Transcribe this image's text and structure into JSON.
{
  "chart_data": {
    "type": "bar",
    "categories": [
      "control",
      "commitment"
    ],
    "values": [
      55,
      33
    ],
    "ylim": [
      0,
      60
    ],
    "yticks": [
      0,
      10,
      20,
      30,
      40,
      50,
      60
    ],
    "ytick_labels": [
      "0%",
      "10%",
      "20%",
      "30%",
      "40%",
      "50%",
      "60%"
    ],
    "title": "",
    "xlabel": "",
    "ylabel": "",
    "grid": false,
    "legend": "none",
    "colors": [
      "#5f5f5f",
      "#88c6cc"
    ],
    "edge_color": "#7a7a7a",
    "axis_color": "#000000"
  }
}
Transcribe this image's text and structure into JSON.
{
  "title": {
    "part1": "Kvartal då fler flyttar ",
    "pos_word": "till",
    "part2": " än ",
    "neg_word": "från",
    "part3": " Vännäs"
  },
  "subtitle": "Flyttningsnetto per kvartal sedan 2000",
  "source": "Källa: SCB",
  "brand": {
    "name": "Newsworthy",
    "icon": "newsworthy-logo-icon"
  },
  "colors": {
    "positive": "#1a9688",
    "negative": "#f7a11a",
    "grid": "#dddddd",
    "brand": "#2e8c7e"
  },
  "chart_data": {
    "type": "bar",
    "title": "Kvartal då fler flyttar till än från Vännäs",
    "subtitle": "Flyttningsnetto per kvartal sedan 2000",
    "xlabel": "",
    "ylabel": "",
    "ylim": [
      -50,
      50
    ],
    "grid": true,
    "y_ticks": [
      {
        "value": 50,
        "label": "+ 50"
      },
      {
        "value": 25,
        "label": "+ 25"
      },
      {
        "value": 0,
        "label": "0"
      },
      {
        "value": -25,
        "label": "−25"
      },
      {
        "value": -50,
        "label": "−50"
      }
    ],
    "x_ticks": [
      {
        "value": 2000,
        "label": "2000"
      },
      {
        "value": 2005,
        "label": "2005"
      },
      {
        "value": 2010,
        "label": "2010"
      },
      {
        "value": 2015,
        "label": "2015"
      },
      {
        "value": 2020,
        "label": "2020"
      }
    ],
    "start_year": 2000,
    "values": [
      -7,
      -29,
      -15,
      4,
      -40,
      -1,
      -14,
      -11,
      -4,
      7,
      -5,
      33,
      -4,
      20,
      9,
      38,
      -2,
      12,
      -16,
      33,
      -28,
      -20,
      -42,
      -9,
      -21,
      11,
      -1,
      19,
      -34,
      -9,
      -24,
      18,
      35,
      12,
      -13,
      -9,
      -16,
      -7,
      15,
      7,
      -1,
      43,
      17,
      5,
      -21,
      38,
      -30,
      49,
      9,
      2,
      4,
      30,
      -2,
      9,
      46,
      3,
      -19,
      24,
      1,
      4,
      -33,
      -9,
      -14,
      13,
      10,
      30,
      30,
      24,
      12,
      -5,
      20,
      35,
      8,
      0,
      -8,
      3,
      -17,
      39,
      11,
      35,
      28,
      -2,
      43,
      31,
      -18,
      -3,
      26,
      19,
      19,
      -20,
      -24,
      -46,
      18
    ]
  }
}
..............................
* EXERCISE BRIEF
Reproduce the records in full, exactly as written.

* FINISHED ANSWER
Transcribe this image's text and structure into JSON.
{
  "chart_data": {
    "type": "bar",
    "categories": [
      "control",
      "commitment"
    ],
    "values": [
      55,
      33
    ],
    "ylim": [
      0,
      60
    ],
    "yticks": [
      0,
      10,
      20,
      30,
      40,
      50,
      60
    ],
    "ytick_labels": [
      "0%",
      "10%",
      "20%",
      "30%",
      "40%",
      "50%",
      "60%"
    ],
    "title": "",
    "xlabel": "",
    "ylabel": "",
    "grid": false,
    "legend": "none",
    "colors": [
      "#5f5f5f",
      "#88c6cc"
    ],
    "edge_color": "#7a7a7a",
    "axis_color": "#000000"
  }
}
Transcribe this image's text and structure into JSON.
{
  "title": {
    "part1": "Kvartal då fler flyttar ",
    "pos_word": "till",
    "part2": " än ",
    "neg_word": "från",
    "part3": " Vännäs"
  },
  "subtitle": "Flyttningsnetto per kvartal sedan 2000",
  "source": "Källa: SCB",
  "brand": {
    "name": "Newsworthy",
    "icon": "newsworthy-logo-icon"
  },
  "colors": {
    "positive": "#1a9688",
    "negative": "#f7a11a",
    "grid": "#dddddd",
    "brand": "#2e8c7e"
  },
  "chart_data": {
    "type": "bar",
    "title": "Kvartal då fler flyttar till än från Vännäs",
    "subtitle": "Flyttningsnetto per kvartal sedan 2000",
    "xlabel": "",
    "ylabel": "",
    "ylim": [
      -50,
      50
    ],
    "grid": true,
    "y_ticks": [
      {
        "value": 50,
        "label": "+ 50"
      },
      {
        "value": 25,
        "label": "+ 25"
      },
      {
        "value": 0,
        "label": "0"
      },
      {
        "value": -25,
        "label": "−25"
      },
      {
        "value": -50,
        "label": "−50"
      }
    ],
    "x_ticks": [
      {
        "value": 2000,
        "label": "2000"
      },
      {
        "value": 2005,
        "label": "2005"
      },
      {
        "value": 2010,
        "label": "2010"
      },
      {
        "value": 2015,
        "label": "2015"
      },
      {
        "value": 2020,
        "label": "2020"
      }
    ],
    "start_year": 2000,
    "values": [
      -7,
      -29,
      -15,
      4,
      -40,
      -1,
      -14,
      -11,
      -4,
      7,
      -5,
      33,
      -4,
      20,
      9,
      38,
      -2,
      12,
      -16,
      33,
      -28,
      -20,
      -42,
      -9,
      -21,
      11,
      -1,
      19,
      -34,
      -9,
      -24,
      18,
      35,
      12,
      -13,
      -9,
      -16,
      -7,
      15,
      7,
      -1,
      43,
      17,
      5,
      -21,
      38,
      -30,
      49,
      9,
      2,
      4,
      30,
      -2,
      9,
      46,
      3,
      -19,
      24,
      1,
      4,
      -33,
      -9,
      -14,
      13,
      10,
      30,
      30,
      24,
      12,
      -5,
      20,
      35,
      8,
      0,
      -8,
      3,
      -17,
      39,
      11,
      35,
      28,
      -2,
      43,
      31,
      -18,
      -3,
      26,
      19,
      19,
      -20,
      -24,
      -46,
      18
    ]
  }
}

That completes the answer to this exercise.